* What to produce *
How many of these lines hold the string "this"? Answer with the number only.

* Exercise data *
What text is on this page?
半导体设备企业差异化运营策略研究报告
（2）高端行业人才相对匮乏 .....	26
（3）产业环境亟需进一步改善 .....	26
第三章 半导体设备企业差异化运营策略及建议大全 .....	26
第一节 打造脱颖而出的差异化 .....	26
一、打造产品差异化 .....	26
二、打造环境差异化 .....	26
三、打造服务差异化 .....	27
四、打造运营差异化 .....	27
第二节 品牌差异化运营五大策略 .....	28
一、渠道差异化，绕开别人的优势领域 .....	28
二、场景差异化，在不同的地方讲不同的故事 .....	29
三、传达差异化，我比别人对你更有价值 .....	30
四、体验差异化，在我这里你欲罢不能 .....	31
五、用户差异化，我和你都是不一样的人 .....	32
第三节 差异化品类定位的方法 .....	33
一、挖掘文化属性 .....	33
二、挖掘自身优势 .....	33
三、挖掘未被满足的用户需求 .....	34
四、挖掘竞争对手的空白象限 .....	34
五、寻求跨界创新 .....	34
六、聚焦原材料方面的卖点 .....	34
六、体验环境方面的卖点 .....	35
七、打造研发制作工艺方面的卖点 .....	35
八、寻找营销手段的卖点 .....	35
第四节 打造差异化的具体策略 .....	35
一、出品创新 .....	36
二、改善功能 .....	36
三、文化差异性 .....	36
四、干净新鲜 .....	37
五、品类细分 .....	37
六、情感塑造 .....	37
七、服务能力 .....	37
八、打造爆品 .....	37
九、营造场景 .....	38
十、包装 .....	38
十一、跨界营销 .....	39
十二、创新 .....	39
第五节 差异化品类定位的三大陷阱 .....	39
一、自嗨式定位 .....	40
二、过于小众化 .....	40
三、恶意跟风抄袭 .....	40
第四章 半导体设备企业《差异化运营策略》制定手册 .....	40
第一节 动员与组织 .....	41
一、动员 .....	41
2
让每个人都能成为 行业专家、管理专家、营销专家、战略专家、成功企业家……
---
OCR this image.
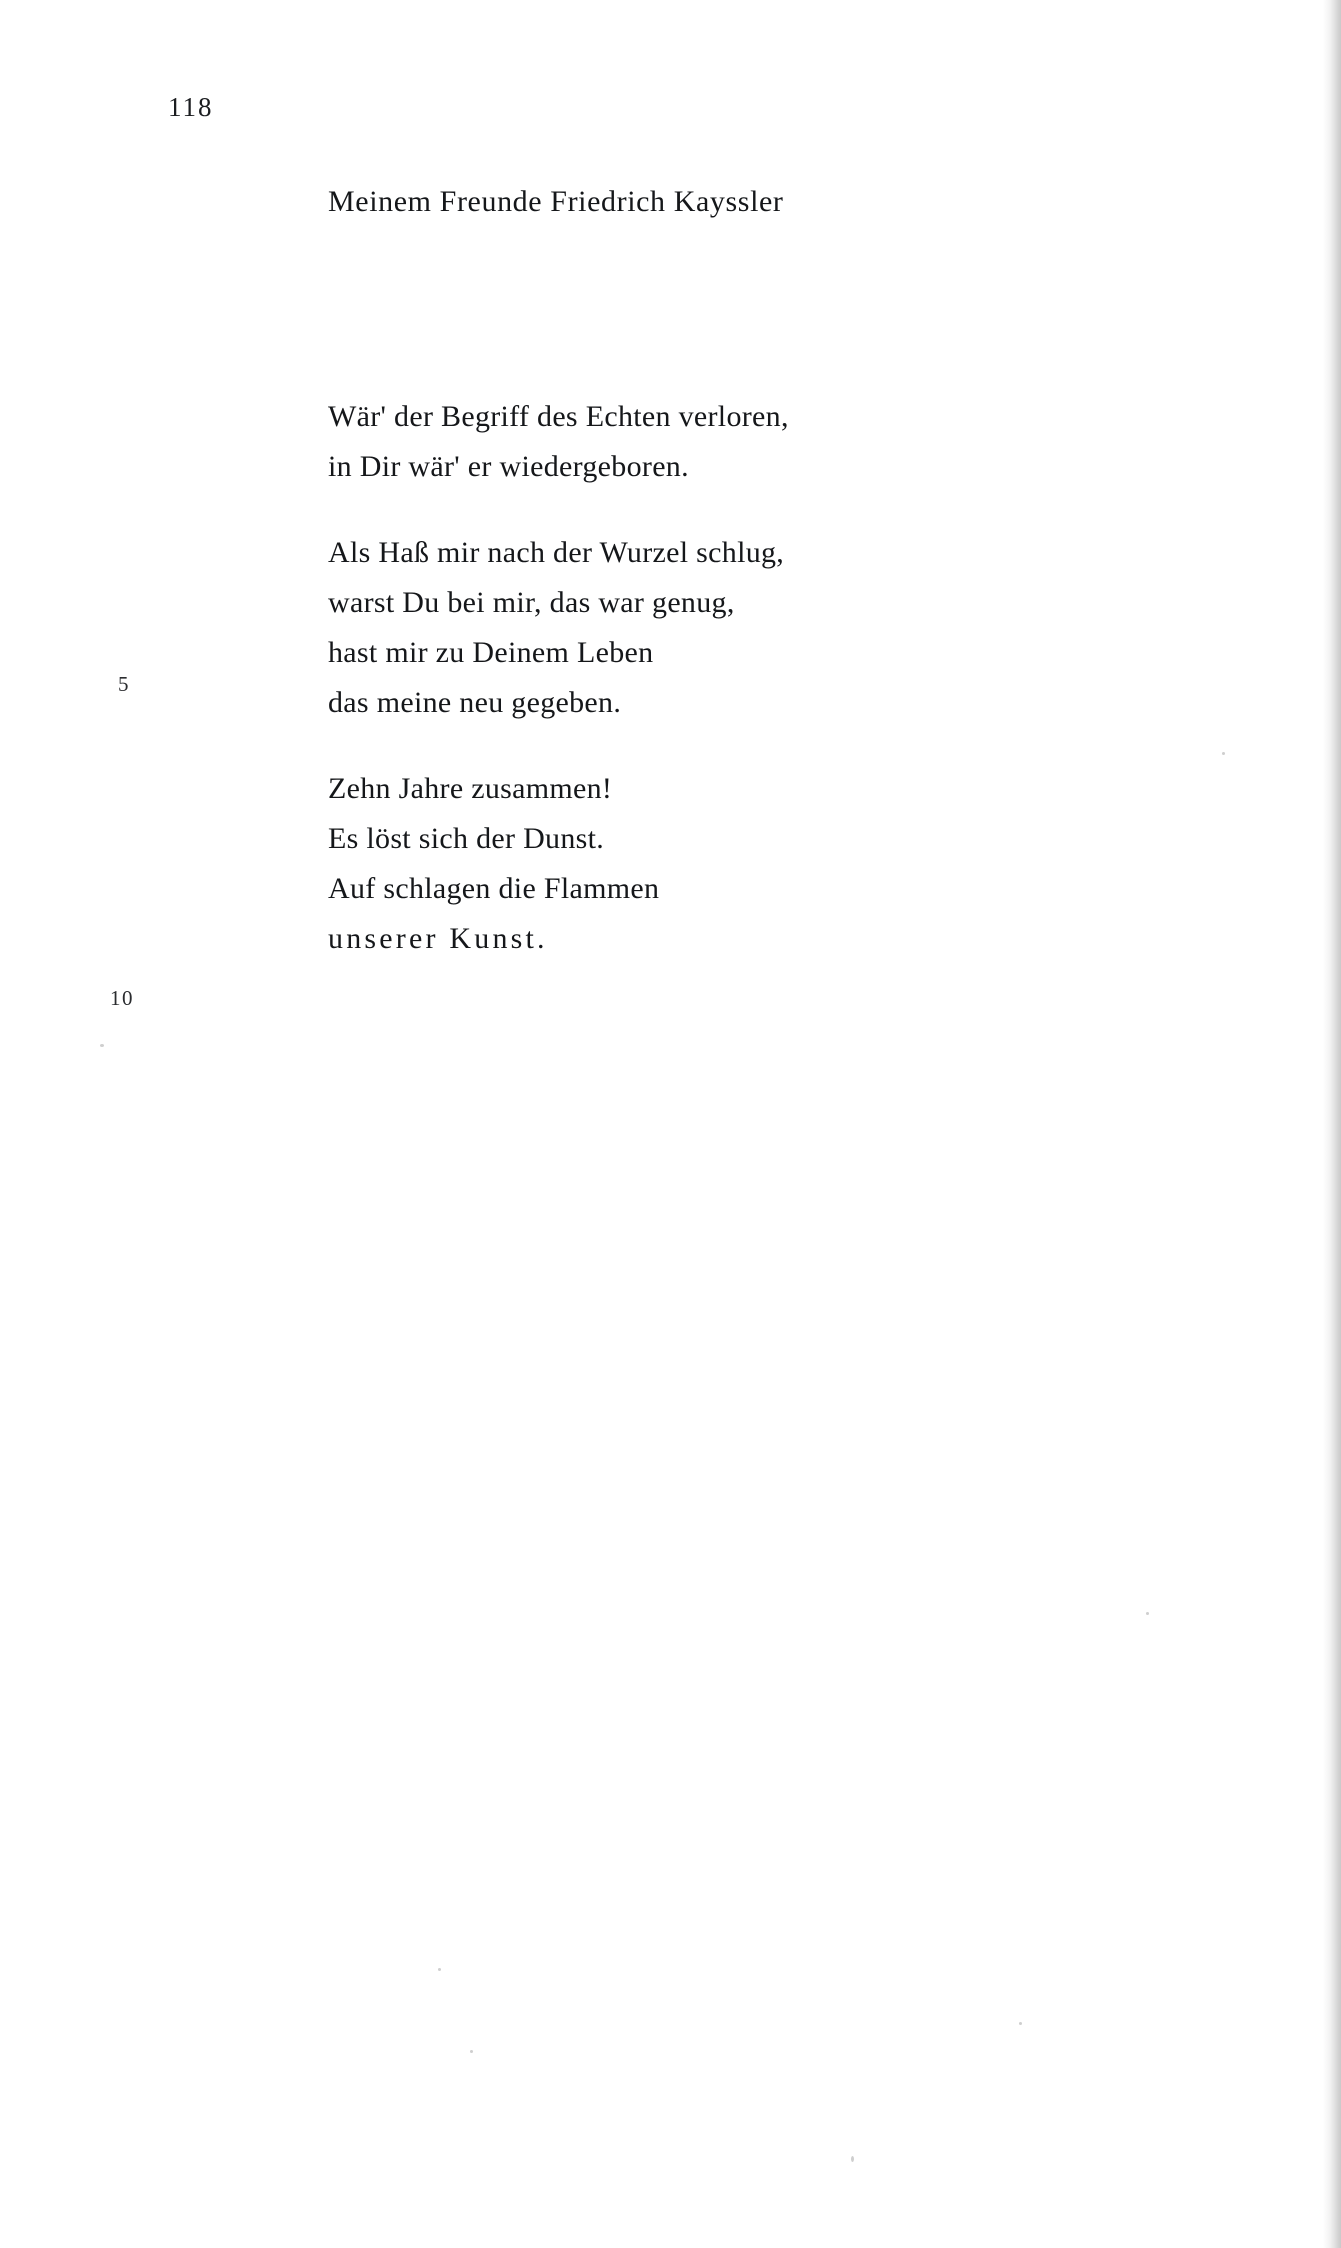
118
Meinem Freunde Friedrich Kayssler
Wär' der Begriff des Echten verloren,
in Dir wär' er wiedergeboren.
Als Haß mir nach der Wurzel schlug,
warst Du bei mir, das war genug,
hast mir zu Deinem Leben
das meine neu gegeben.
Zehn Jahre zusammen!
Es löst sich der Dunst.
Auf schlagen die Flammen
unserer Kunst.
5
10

* Complete answer *
2